-- START Available records --

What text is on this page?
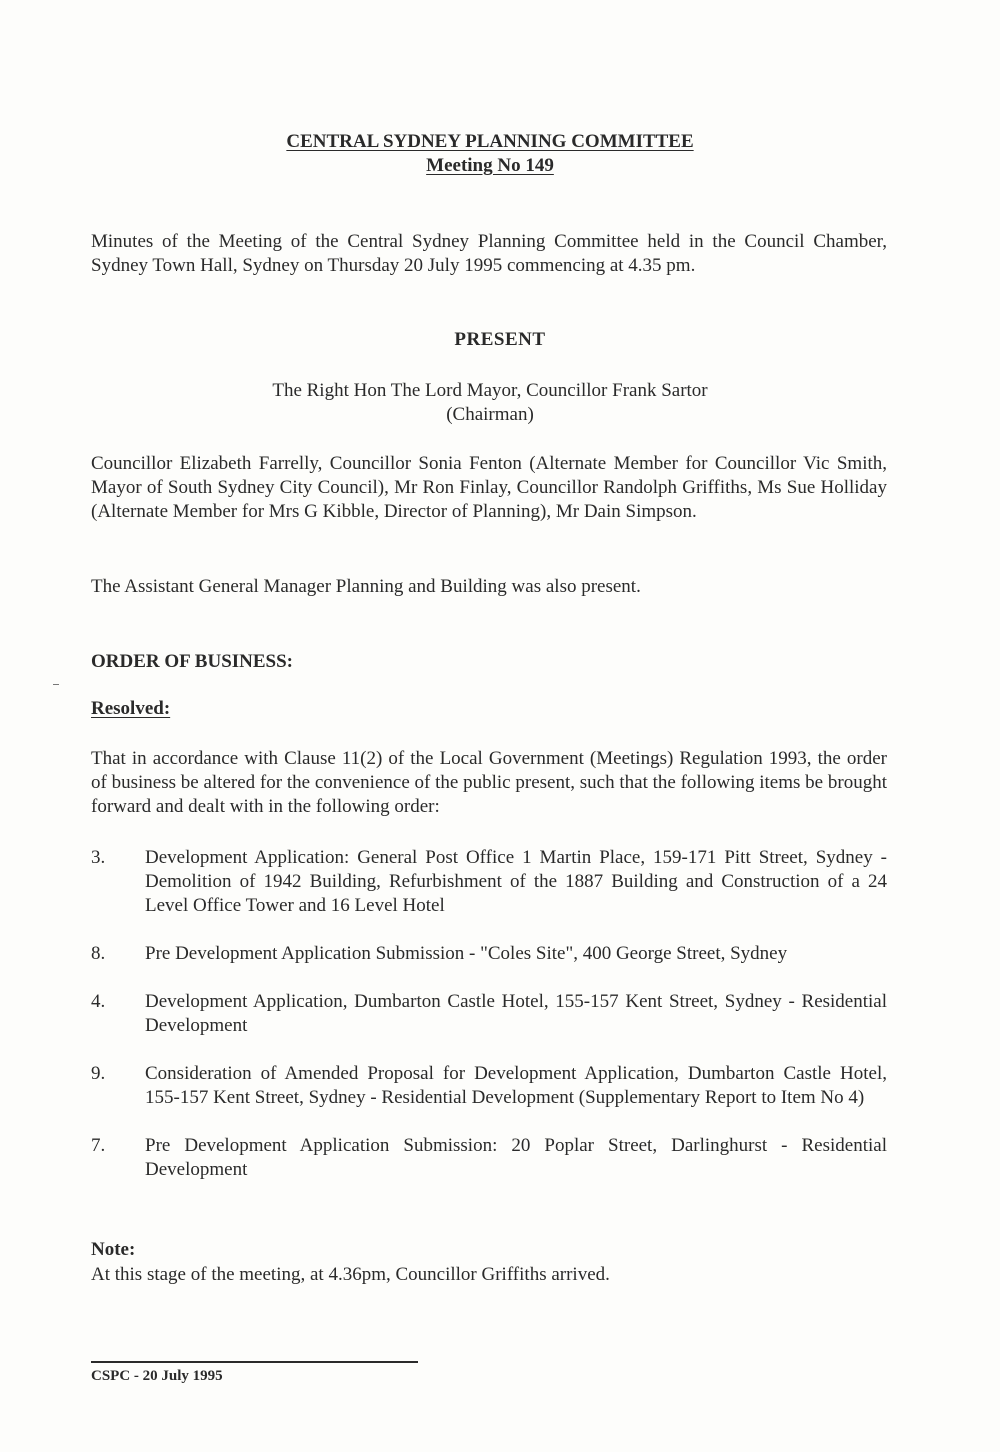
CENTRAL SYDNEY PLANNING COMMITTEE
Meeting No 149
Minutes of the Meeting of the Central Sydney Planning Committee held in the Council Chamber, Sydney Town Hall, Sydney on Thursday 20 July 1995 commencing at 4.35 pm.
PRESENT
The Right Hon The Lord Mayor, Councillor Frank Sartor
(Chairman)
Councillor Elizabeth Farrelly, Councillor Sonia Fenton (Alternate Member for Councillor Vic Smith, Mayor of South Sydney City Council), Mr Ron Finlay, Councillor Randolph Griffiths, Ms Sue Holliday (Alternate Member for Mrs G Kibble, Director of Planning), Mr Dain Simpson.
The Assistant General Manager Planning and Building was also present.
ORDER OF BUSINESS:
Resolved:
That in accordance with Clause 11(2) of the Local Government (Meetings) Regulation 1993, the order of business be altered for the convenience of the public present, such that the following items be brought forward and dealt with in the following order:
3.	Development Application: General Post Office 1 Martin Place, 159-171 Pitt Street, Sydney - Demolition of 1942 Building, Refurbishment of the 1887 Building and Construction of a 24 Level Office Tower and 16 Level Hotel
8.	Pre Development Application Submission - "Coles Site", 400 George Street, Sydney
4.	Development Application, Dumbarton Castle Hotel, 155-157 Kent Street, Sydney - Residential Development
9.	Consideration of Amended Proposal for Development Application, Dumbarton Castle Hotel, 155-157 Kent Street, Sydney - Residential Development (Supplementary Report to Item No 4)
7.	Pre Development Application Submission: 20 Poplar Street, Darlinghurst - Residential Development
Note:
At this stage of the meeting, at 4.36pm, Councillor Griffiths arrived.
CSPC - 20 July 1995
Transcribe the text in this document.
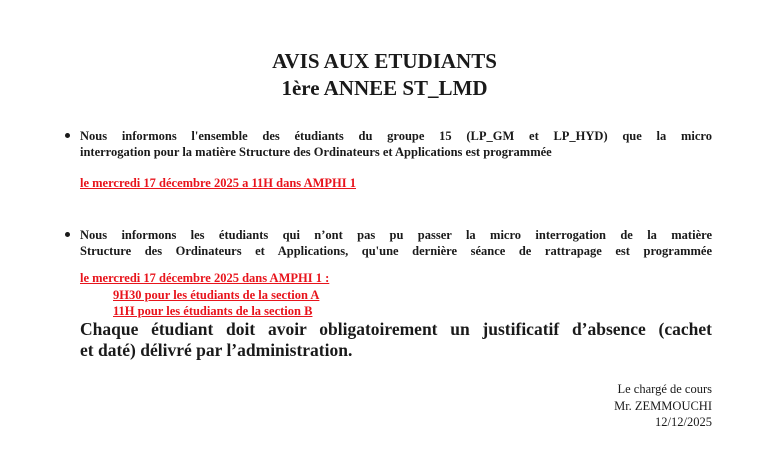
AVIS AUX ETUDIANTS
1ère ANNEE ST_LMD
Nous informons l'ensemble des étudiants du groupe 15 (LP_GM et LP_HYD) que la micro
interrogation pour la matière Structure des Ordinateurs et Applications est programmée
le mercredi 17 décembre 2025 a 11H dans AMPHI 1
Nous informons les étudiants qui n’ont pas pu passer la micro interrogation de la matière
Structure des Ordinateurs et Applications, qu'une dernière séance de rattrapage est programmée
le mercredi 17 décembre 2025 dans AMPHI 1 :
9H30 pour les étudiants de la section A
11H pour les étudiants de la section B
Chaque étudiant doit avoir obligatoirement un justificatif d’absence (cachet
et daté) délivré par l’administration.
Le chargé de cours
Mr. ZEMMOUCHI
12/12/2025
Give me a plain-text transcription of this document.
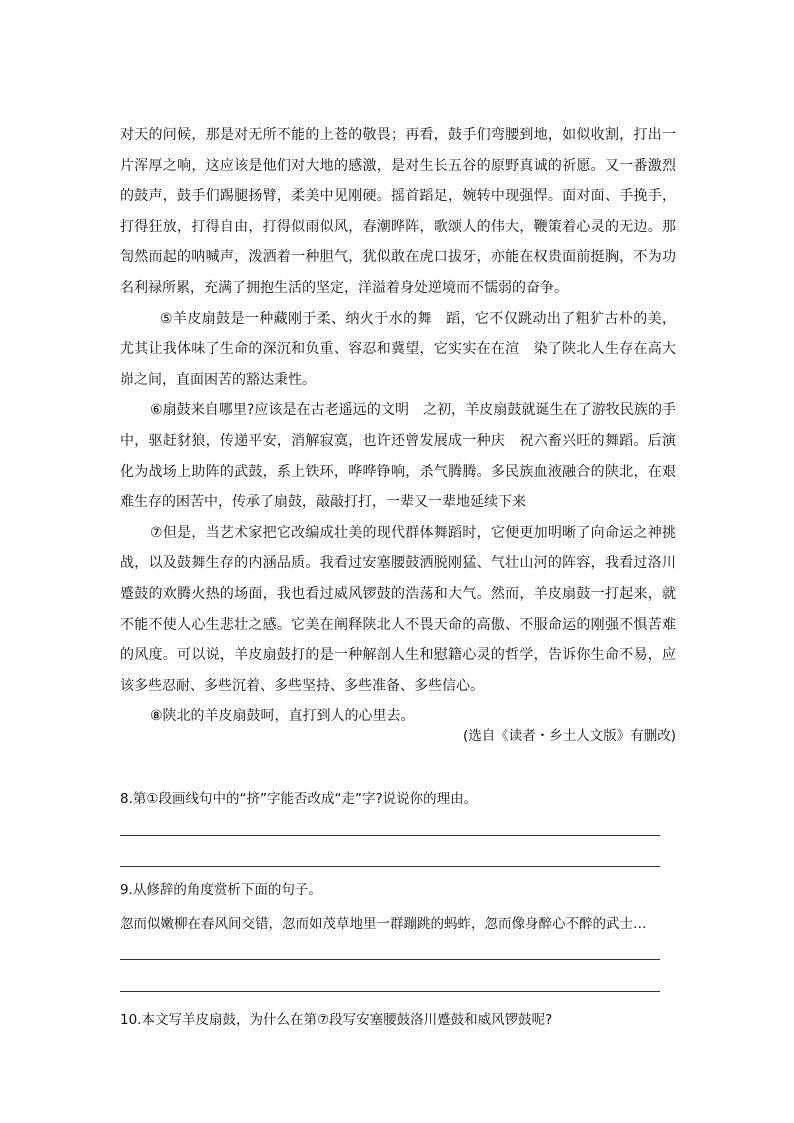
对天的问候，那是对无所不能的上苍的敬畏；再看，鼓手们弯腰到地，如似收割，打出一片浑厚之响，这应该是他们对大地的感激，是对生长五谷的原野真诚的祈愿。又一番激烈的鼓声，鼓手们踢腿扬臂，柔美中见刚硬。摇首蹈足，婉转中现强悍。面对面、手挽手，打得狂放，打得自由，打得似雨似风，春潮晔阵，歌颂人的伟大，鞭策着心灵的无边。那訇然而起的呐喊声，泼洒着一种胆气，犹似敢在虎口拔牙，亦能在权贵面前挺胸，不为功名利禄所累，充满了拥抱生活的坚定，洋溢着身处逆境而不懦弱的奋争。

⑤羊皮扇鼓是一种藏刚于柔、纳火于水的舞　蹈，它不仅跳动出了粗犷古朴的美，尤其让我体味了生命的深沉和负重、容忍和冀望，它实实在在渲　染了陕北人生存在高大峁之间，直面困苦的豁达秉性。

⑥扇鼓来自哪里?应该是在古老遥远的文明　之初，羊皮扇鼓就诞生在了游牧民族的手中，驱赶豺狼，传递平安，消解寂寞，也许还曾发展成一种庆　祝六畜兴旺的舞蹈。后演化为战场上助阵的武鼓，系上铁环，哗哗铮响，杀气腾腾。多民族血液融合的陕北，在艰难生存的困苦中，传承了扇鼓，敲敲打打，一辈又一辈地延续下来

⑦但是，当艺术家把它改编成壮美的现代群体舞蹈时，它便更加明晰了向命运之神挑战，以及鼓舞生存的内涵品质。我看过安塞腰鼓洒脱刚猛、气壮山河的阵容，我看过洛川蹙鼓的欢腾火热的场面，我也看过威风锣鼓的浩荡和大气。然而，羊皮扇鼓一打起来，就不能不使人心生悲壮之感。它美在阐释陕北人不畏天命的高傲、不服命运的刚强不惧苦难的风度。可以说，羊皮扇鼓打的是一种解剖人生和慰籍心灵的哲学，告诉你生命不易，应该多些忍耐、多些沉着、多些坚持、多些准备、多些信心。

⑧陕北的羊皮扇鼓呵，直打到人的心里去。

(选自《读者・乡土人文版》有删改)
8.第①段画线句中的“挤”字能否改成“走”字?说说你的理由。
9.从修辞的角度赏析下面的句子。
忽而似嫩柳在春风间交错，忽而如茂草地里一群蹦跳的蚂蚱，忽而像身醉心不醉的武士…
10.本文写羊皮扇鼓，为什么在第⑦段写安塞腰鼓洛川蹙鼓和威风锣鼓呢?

-- END Available records --

**Written request**
Identify the lines in the entries above that contain "section", then copy them out.

**Problem solution**
9H30 pour les étudiants de la section A
11H pour les étudiants de la section B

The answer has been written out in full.